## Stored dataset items

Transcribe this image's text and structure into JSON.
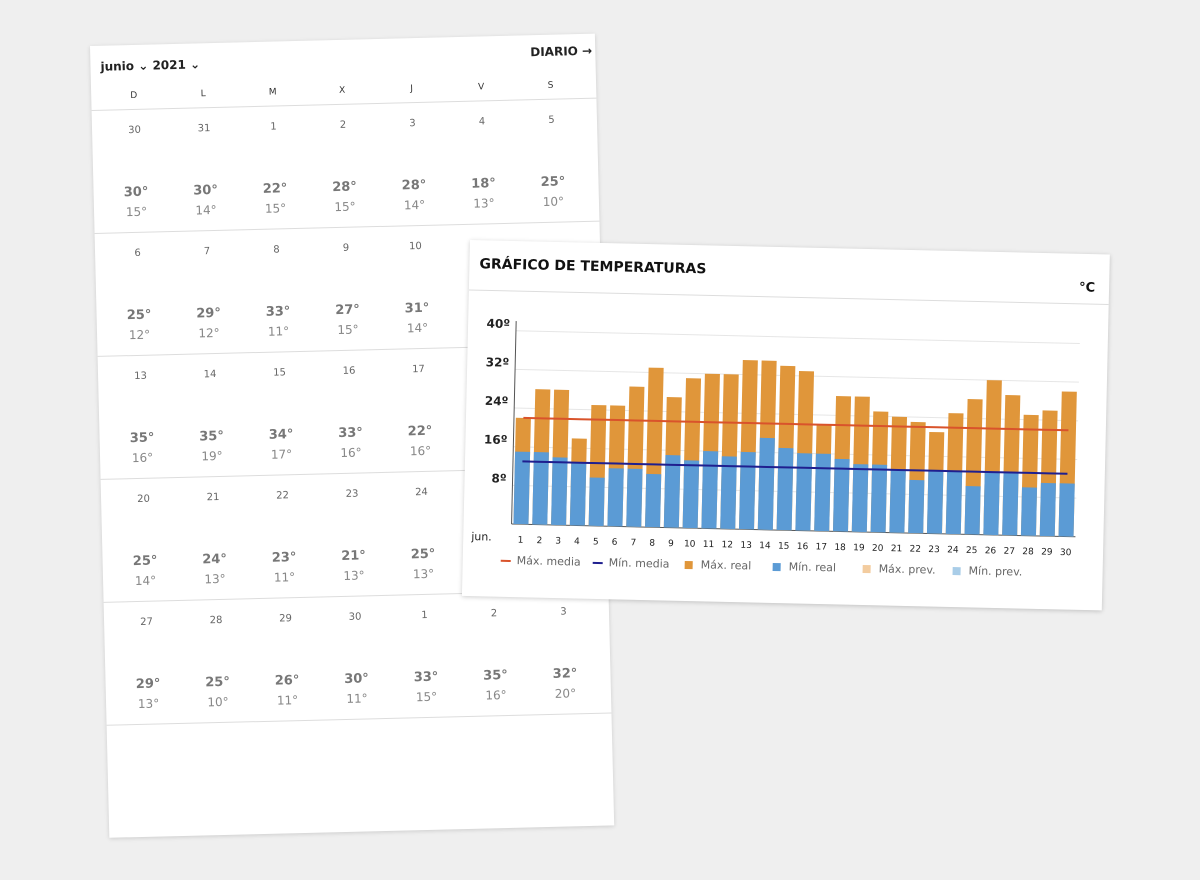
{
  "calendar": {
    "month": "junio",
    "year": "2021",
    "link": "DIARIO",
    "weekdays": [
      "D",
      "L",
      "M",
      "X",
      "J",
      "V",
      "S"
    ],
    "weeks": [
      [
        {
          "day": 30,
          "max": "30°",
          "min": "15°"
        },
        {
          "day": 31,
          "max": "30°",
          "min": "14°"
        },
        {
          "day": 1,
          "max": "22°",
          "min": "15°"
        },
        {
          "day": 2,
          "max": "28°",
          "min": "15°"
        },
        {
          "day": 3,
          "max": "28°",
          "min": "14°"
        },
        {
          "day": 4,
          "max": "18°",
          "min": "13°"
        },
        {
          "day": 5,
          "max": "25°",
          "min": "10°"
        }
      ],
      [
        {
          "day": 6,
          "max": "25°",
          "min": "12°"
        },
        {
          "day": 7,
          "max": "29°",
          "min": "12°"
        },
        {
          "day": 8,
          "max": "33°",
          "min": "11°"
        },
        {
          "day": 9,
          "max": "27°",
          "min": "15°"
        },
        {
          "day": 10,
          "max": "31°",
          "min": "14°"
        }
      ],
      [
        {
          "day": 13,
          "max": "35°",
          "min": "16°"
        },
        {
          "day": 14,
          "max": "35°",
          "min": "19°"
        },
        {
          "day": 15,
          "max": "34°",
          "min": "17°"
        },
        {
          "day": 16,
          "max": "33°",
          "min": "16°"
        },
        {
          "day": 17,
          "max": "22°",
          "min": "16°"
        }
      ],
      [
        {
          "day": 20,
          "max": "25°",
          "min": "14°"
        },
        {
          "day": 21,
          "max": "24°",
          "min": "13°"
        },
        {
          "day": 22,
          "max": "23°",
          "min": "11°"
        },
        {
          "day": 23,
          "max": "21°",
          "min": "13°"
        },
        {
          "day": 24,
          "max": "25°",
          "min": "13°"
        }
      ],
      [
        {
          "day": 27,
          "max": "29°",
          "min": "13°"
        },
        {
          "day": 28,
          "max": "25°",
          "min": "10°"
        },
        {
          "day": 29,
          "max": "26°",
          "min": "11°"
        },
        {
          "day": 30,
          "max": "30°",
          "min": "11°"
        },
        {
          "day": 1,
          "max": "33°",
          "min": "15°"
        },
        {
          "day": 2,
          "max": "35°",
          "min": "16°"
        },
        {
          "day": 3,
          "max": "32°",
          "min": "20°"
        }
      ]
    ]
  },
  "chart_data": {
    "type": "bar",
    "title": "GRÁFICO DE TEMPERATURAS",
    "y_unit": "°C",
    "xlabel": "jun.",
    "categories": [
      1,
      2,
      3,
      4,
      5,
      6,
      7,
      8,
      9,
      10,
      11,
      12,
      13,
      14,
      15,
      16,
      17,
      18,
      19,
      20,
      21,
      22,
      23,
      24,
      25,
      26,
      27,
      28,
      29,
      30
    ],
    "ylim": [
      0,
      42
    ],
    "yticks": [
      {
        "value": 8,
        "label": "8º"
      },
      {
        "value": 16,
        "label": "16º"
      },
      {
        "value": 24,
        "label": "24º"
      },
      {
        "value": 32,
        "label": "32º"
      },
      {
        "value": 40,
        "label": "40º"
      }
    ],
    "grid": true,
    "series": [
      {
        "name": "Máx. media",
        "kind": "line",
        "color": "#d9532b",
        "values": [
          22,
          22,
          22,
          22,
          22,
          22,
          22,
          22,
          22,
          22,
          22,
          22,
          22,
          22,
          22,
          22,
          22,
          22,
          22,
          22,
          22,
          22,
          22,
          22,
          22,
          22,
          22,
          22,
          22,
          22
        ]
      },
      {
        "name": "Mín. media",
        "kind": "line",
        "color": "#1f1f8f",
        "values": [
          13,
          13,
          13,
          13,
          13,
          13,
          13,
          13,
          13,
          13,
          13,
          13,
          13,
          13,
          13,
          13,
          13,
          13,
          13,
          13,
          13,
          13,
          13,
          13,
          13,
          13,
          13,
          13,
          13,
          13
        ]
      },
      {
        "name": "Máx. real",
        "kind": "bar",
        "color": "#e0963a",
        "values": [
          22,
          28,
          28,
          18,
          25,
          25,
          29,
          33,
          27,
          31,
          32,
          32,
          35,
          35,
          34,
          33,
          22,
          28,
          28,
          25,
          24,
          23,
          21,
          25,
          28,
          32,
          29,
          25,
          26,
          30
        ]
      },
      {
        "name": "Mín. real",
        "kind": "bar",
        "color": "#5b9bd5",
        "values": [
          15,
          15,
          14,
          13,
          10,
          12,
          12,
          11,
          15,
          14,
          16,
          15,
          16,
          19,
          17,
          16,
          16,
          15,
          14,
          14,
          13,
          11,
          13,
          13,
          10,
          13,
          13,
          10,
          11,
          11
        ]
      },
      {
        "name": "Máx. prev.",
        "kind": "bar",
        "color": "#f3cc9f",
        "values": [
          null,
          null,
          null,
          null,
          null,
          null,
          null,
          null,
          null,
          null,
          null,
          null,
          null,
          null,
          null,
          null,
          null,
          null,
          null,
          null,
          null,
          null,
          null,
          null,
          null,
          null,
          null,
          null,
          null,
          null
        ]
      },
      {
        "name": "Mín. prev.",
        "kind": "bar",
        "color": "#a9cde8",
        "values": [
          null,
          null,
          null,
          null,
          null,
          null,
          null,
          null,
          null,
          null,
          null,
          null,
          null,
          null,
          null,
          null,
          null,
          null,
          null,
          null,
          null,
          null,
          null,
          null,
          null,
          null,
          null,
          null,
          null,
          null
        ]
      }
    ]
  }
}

--

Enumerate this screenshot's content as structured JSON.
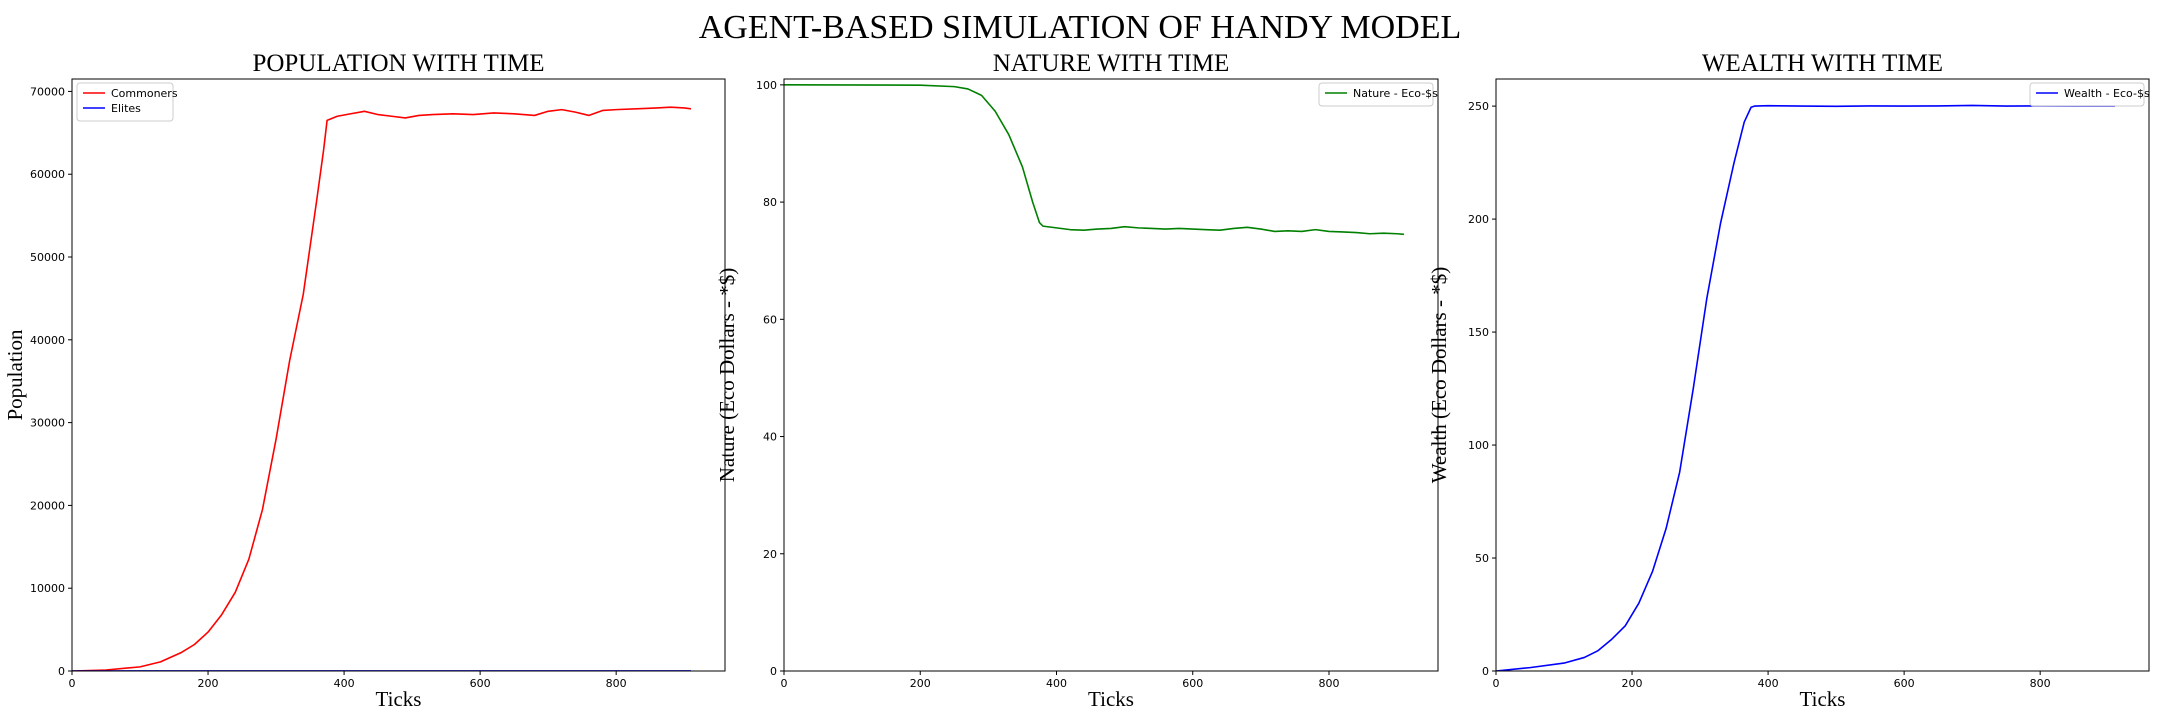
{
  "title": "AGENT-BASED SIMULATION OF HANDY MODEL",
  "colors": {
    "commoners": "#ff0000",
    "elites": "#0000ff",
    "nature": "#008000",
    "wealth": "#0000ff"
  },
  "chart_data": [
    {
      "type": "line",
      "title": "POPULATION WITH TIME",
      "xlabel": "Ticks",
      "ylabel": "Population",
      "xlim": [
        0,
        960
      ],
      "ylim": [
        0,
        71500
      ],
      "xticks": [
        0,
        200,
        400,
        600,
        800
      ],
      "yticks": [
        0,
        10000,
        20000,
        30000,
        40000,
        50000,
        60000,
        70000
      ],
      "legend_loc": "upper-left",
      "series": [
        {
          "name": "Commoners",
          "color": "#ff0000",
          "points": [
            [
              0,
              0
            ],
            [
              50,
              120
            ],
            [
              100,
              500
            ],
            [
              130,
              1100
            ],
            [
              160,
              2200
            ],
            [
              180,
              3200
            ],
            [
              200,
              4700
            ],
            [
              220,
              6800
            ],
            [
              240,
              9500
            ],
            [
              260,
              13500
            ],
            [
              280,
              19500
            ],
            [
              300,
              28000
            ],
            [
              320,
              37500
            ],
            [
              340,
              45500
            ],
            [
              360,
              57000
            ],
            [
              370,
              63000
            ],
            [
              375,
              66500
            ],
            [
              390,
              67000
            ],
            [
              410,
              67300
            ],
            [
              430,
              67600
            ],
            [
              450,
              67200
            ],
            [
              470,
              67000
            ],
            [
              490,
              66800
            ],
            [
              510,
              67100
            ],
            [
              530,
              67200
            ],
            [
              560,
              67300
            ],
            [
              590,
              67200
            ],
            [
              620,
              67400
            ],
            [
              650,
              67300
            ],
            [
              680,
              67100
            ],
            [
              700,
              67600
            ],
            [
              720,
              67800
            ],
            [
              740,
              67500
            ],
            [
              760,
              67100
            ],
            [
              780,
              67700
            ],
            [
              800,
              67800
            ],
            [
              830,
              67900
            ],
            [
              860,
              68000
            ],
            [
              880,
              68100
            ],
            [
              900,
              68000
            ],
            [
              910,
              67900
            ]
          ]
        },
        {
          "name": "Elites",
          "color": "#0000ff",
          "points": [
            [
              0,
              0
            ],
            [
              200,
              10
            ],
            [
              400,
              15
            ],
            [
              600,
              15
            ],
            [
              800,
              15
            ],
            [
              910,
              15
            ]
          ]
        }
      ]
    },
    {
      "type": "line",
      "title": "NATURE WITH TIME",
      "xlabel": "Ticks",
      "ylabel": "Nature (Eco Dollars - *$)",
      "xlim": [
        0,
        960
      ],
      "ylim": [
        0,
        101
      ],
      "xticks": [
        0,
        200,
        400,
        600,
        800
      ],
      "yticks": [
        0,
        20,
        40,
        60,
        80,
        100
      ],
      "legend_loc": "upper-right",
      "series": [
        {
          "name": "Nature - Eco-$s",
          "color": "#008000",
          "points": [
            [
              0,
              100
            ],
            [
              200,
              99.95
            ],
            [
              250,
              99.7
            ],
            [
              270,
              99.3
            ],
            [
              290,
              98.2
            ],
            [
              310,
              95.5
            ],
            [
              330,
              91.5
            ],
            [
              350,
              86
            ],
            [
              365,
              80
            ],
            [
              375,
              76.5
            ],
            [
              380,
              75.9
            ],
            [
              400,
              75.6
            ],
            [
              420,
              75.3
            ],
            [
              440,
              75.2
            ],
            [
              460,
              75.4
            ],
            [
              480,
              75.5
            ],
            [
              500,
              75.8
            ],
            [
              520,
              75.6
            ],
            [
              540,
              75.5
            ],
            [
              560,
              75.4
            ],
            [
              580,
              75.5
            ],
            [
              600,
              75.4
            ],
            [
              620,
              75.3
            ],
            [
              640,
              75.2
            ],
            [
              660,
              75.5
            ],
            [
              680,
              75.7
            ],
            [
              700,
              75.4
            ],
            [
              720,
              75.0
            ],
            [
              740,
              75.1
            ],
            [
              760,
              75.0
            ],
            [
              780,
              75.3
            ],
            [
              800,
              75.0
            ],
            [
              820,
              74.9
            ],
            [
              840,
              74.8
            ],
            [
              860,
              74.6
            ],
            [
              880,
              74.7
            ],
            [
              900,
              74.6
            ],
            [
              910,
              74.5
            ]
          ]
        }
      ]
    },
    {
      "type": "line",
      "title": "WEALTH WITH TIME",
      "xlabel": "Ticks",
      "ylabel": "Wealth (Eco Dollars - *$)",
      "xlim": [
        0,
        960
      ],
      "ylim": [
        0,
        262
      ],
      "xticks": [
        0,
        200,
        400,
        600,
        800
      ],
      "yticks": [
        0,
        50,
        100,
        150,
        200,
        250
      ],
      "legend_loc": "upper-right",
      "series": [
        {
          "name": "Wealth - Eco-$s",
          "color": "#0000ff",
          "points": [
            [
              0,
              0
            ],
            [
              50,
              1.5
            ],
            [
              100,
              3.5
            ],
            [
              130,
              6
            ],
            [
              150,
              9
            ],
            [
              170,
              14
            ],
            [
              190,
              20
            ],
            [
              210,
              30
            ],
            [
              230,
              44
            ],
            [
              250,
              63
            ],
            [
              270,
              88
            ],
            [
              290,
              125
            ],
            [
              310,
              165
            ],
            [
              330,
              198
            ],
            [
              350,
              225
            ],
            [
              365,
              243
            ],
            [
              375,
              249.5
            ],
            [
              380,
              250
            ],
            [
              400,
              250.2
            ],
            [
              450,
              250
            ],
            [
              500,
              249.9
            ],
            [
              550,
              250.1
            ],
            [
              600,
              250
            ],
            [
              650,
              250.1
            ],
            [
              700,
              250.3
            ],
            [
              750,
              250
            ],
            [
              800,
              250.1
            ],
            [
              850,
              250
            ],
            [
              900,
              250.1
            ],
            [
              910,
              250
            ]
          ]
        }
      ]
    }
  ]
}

## Directive
Return only the count of lines in the records that hold the word "TIME".

## Solved exercise
3